Task brief =
Find each line holding the word "Manage" and give the number of such lines, nothing else.

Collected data
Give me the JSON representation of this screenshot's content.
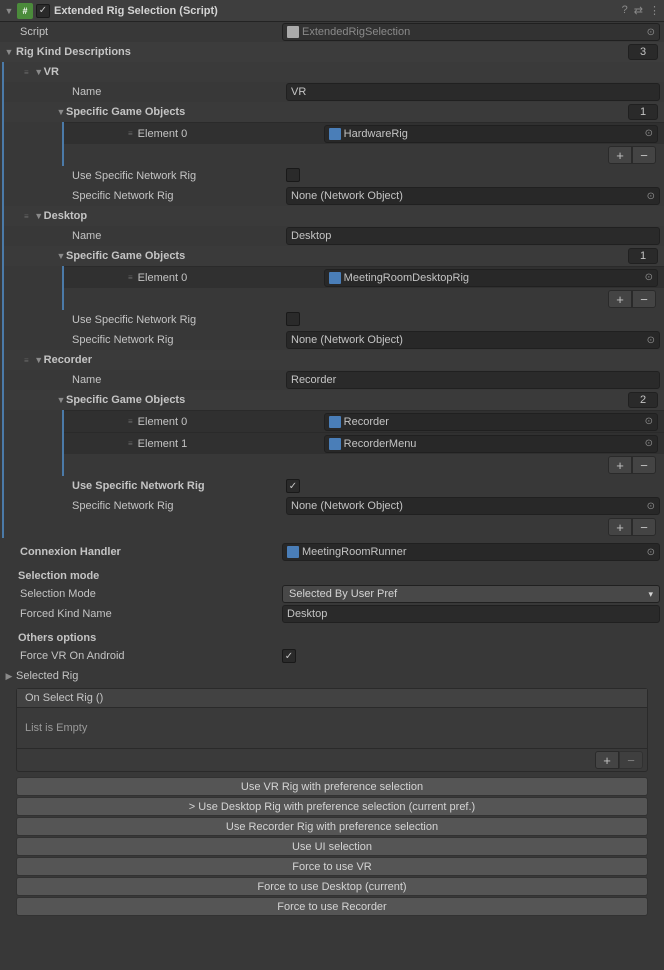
{
  "header": {
    "title": "Extended Rig Selection (Script)"
  },
  "script": {
    "label": "Script",
    "value": "ExtendedRigSelection"
  },
  "rigKinds": {
    "label": "Rig Kind Descriptions",
    "count": "3",
    "items": [
      {
        "title": "VR",
        "name_label": "Name",
        "name_value": "VR",
        "sgo_label": "Specific Game Objects",
        "sgo_count": "1",
        "elements": [
          {
            "label": "Element 0",
            "value": "HardwareRig"
          }
        ],
        "use_net_label": "Use Specific Network Rig",
        "use_net_checked": false,
        "net_label": "Specific Network Rig",
        "net_value": "None (Network Object)"
      },
      {
        "title": "Desktop",
        "name_label": "Name",
        "name_value": "Desktop",
        "sgo_label": "Specific Game Objects",
        "sgo_count": "1",
        "elements": [
          {
            "label": "Element 0",
            "value": "MeetingRoomDesktopRig"
          }
        ],
        "use_net_label": "Use Specific Network Rig",
        "use_net_checked": false,
        "net_label": "Specific Network Rig",
        "net_value": "None (Network Object)"
      },
      {
        "title": "Recorder",
        "name_label": "Name",
        "name_value": "Recorder",
        "sgo_label": "Specific Game Objects",
        "sgo_count": "2",
        "elements": [
          {
            "label": "Element 0",
            "value": "Recorder"
          },
          {
            "label": "Element 1",
            "value": "RecorderMenu"
          }
        ],
        "use_net_label": "Use Specific Network Rig",
        "use_net_checked": true,
        "net_label": "Specific Network Rig",
        "net_value": "None (Network Object)"
      }
    ]
  },
  "connexion": {
    "label": "Connexion Handler",
    "value": "MeetingRoomRunner"
  },
  "selection": {
    "heading": "Selection mode",
    "mode_label": "Selection Mode",
    "mode_value": "Selected By User Pref",
    "forced_label": "Forced Kind Name",
    "forced_value": "Desktop"
  },
  "others": {
    "heading": "Others options",
    "forceVR_label": "Force VR On Android",
    "forceVR_checked": true
  },
  "selectedRig": {
    "label": "Selected Rig"
  },
  "event": {
    "header": "On Select Rig ()",
    "empty": "List is Empty"
  },
  "buttons": {
    "b1": "Use VR Rig with preference selection",
    "b2": "> Use Desktop Rig with preference selection (current pref.)",
    "b3": "Use Recorder Rig with preference selection",
    "b4": "Use UI selection",
    "b5": "Force to use VR",
    "b6": "Force to use Desktop  (current)",
    "b7": "Force to use Recorder"
  }
}
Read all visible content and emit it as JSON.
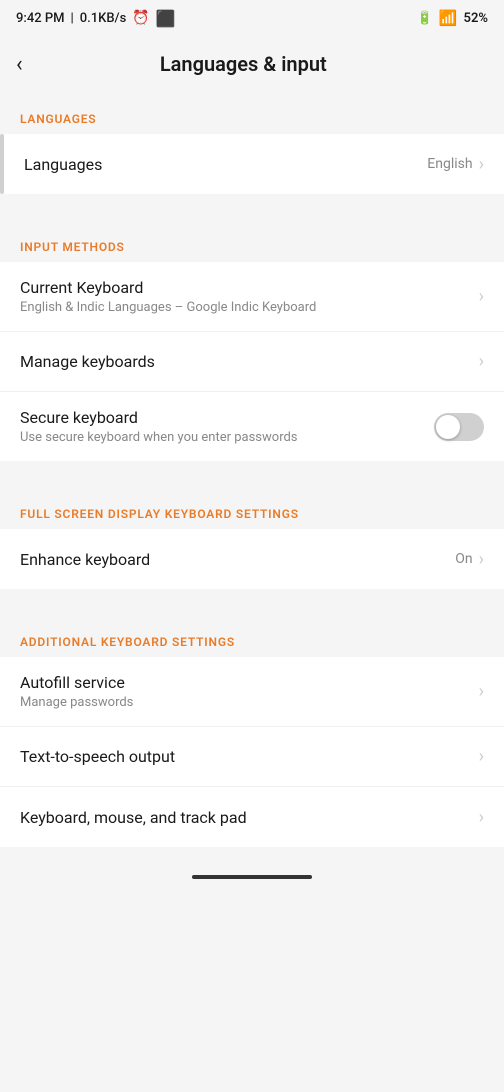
{
  "statusBar": {
    "time": "9:42 PM",
    "network": "0.1KB/s",
    "battery": "52"
  },
  "header": {
    "backLabel": "‹",
    "title": "Languages & input"
  },
  "sections": {
    "languages": {
      "label": "LANGUAGES",
      "items": [
        {
          "title": "Languages",
          "subtitle": "",
          "rightText": "English",
          "hasChevron": true,
          "hasToggle": false
        }
      ]
    },
    "inputMethods": {
      "label": "INPUT METHODS",
      "items": [
        {
          "title": "Current Keyboard",
          "subtitle": "English & Indic Languages – Google Indic Keyboard",
          "rightText": "",
          "hasChevron": true,
          "hasToggle": false
        },
        {
          "title": "Manage keyboards",
          "subtitle": "",
          "rightText": "",
          "hasChevron": true,
          "hasToggle": false
        },
        {
          "title": "Secure keyboard",
          "subtitle": "Use secure keyboard when you enter passwords",
          "rightText": "",
          "hasChevron": false,
          "hasToggle": true
        }
      ]
    },
    "fullScreen": {
      "label": "FULL SCREEN DISPLAY KEYBOARD SETTINGS",
      "items": [
        {
          "title": "Enhance keyboard",
          "subtitle": "",
          "rightText": "On",
          "hasChevron": true,
          "hasToggle": false
        }
      ]
    },
    "additional": {
      "label": "ADDITIONAL KEYBOARD SETTINGS",
      "items": [
        {
          "title": "Autofill service",
          "subtitle": "Manage passwords",
          "rightText": "",
          "hasChevron": true,
          "hasToggle": false
        },
        {
          "title": "Text-to-speech output",
          "subtitle": "",
          "rightText": "",
          "hasChevron": true,
          "hasToggle": false
        },
        {
          "title": "Keyboard, mouse, and track pad",
          "subtitle": "",
          "rightText": "",
          "hasChevron": true,
          "hasToggle": false
        }
      ]
    }
  }
}
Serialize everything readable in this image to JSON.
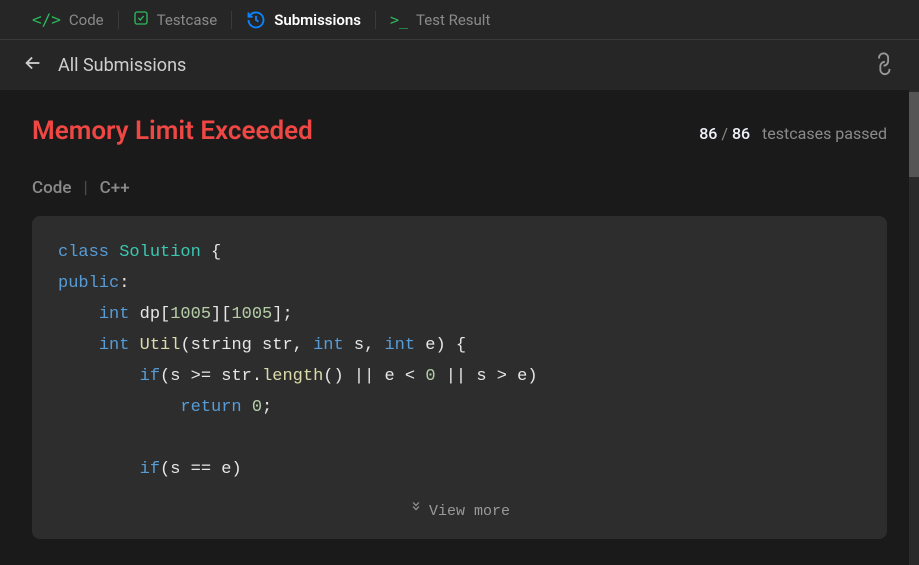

Exercise response =
2